[Stored entries]
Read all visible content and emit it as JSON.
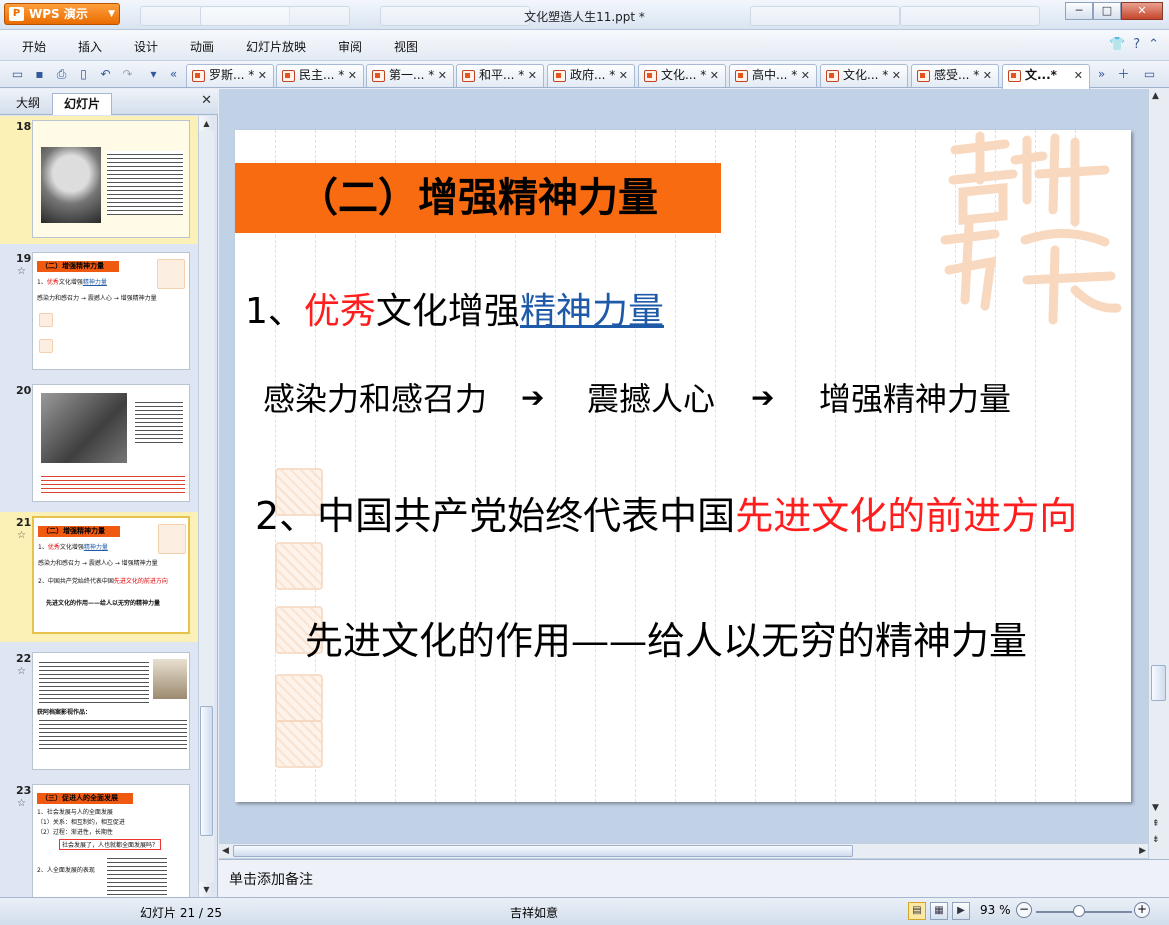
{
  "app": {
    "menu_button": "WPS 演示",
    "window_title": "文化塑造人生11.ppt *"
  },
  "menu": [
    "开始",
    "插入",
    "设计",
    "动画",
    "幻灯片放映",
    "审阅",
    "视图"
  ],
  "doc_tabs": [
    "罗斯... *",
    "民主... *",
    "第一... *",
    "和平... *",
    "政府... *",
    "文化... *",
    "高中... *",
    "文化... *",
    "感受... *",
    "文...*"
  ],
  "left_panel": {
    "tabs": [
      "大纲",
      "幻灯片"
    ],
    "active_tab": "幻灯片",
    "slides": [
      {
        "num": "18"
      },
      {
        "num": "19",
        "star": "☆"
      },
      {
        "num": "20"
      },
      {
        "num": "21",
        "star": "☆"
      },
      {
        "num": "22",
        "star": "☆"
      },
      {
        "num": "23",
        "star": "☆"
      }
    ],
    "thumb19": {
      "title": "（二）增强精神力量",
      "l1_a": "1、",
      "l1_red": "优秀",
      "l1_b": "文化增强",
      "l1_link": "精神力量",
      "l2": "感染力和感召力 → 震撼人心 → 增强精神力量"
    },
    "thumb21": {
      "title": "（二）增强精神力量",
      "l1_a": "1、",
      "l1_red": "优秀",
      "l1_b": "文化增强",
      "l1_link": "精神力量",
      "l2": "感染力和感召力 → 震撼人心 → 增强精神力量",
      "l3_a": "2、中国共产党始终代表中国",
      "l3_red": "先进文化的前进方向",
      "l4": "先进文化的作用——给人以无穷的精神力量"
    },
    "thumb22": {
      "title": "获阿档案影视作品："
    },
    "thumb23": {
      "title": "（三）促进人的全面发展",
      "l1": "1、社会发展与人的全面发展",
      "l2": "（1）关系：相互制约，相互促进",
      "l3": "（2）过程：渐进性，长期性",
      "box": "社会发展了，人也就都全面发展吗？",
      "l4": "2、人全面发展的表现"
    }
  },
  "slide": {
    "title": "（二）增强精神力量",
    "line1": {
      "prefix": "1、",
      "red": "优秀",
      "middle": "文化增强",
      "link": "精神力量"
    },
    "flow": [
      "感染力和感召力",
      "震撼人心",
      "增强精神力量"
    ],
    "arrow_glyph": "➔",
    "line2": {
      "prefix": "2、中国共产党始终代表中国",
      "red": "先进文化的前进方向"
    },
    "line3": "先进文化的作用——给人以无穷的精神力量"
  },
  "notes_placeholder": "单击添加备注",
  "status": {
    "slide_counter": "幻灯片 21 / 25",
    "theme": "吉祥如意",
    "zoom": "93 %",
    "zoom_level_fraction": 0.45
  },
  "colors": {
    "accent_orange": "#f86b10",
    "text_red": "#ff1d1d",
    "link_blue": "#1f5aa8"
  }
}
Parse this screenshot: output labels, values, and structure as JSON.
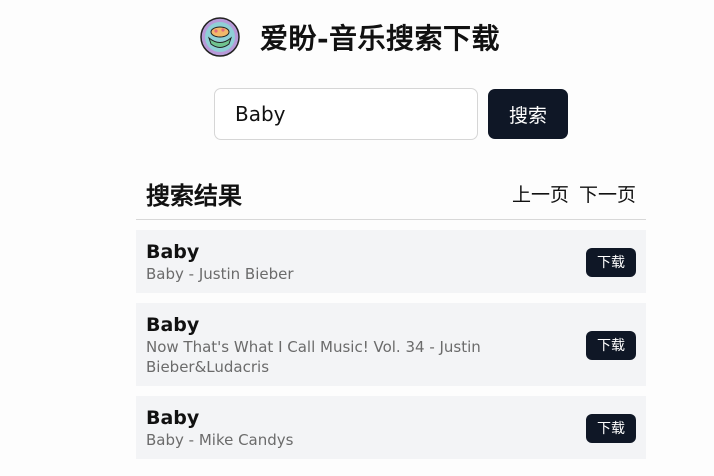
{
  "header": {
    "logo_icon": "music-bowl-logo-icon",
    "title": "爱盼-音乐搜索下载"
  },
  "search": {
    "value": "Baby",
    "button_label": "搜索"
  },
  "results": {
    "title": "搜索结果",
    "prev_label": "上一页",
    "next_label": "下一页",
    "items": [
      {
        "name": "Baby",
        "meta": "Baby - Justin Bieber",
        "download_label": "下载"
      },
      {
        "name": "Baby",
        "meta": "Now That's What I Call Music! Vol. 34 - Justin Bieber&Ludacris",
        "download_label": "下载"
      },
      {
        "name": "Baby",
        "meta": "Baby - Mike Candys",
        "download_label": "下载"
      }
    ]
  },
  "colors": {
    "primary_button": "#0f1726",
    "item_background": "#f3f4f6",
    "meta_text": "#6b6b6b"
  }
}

WHAT IS BEING ASKED> Collect each line containing the string "增强精神力量".

RESULT OF THE EXERCISE>
      "title": "（二）增强精神力量",
      "l2": "感染力和感召力 → 震撼人心 → 增强精神力量"
      "title": "（二）增强精神力量",
      "l2": "感染力和感召力 → 震撼人心 → 增强精神力量",
    "title": "（二）增强精神力量",
      "增强精神力量"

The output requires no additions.